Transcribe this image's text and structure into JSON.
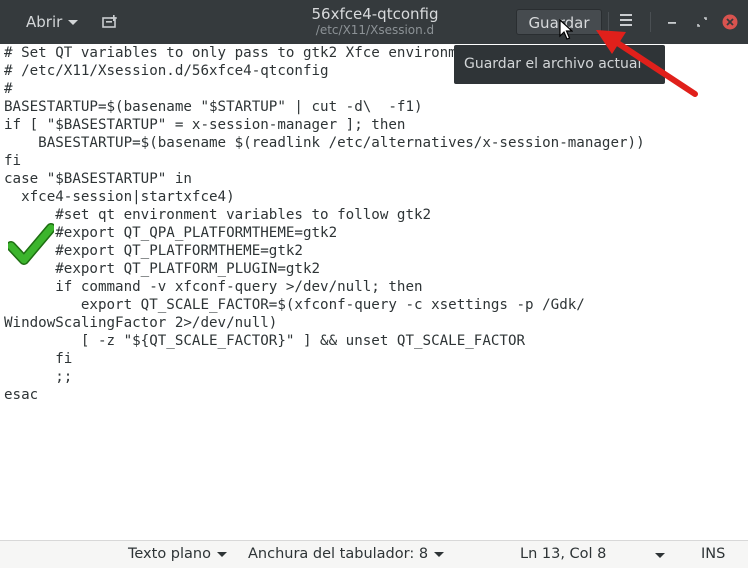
{
  "header": {
    "open_label": "Abrir",
    "title": "56xfce4-qtconfig",
    "subtitle": "/etc/X11/Xsession.d",
    "save_label": "Guardar"
  },
  "tooltip": {
    "text": "Guardar el archivo actual"
  },
  "editor": {
    "text": "# Set QT variables to only pass to gtk2 Xfce environment\n# /etc/X11/Xsession.d/56xfce4-qtconfig\n#\nBASESTARTUP=$(basename \"$STARTUP\" | cut -d\\  -f1)\nif [ \"$BASESTARTUP\" = x-session-manager ]; then\n    BASESTARTUP=$(basename $(readlink /etc/alternatives/x-session-manager))\nfi\ncase \"$BASESTARTUP\" in\n  xfce4-session|startxfce4)\n      #set qt environment variables to follow gtk2\n      #export QT_QPA_PLATFORMTHEME=gtk2\n      #export QT_PLATFORMTHEME=gtk2\n      #export QT_PLATFORM_PLUGIN=gtk2\n      if command -v xfconf-query >/dev/null; then\n         export QT_SCALE_FACTOR=$(xfconf-query -c xsettings -p /Gdk/\nWindowScalingFactor 2>/dev/null)\n         [ -z \"${QT_SCALE_FACTOR}\" ] && unset QT_SCALE_FACTOR\n      fi\n      ;;\nesac"
  },
  "statusbar": {
    "language": "Texto plano",
    "tab_width": "Anchura del tabulador: 8",
    "position": "Ln 13, Col 8",
    "mode": "INS"
  },
  "colors": {
    "titlebar": "#353a3d",
    "close": "#d9534f",
    "annotation_arrow": "#e0201b",
    "checkmark": "#3cb52d"
  },
  "icons": [
    "new-document-icon",
    "hamburger-menu-icon",
    "minimize-icon",
    "maximize-icon",
    "close-icon",
    "red-arrow-annotation",
    "green-checkmark-annotation",
    "mouse-pointer-icon"
  ]
}
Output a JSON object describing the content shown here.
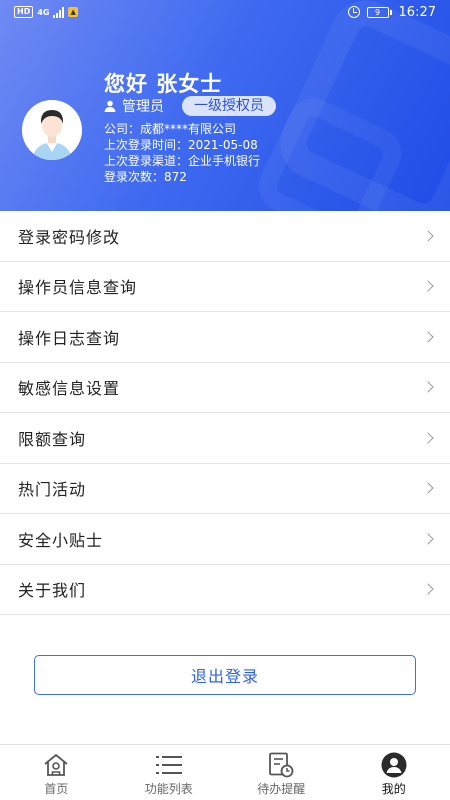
{
  "status_bar": {
    "hd": "HD",
    "network": "4G",
    "time": "16:27",
    "battery": "9"
  },
  "profile": {
    "greeting": "您好 张女士",
    "role": "管理员",
    "level": "一级授权员",
    "company": "公司：成都****有限公司",
    "last_login_time": "上次登录时间：2021-05-08",
    "last_login_channel": "上次登录渠道：企业手机银行",
    "login_count": "登录次数：872"
  },
  "menu": [
    {
      "label": "登录密码修改"
    },
    {
      "label": "操作员信息查询"
    },
    {
      "label": "操作日志查询"
    },
    {
      "label": "敏感信息设置"
    },
    {
      "label": "限额查询"
    },
    {
      "label": "热门活动"
    },
    {
      "label": "安全小贴士"
    },
    {
      "label": "关于我们"
    }
  ],
  "logout_label": "退出登录",
  "bottom_nav": [
    {
      "label": "首页",
      "icon": "home-icon"
    },
    {
      "label": "功能列表",
      "icon": "list-icon"
    },
    {
      "label": "待办提醒",
      "icon": "todo-icon"
    },
    {
      "label": "我的",
      "icon": "profile-icon",
      "active": true
    }
  ],
  "colors": {
    "header_start": "#6f8af3",
    "header_end": "#1f4ce6",
    "accent": "#2f62e8"
  }
}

* _Brief_:
Scan the data above and copy every line with "checkmark" in it.

* _Final answer_:
    "checkmark": "#3cb52d"
    "green-checkmark-annotation",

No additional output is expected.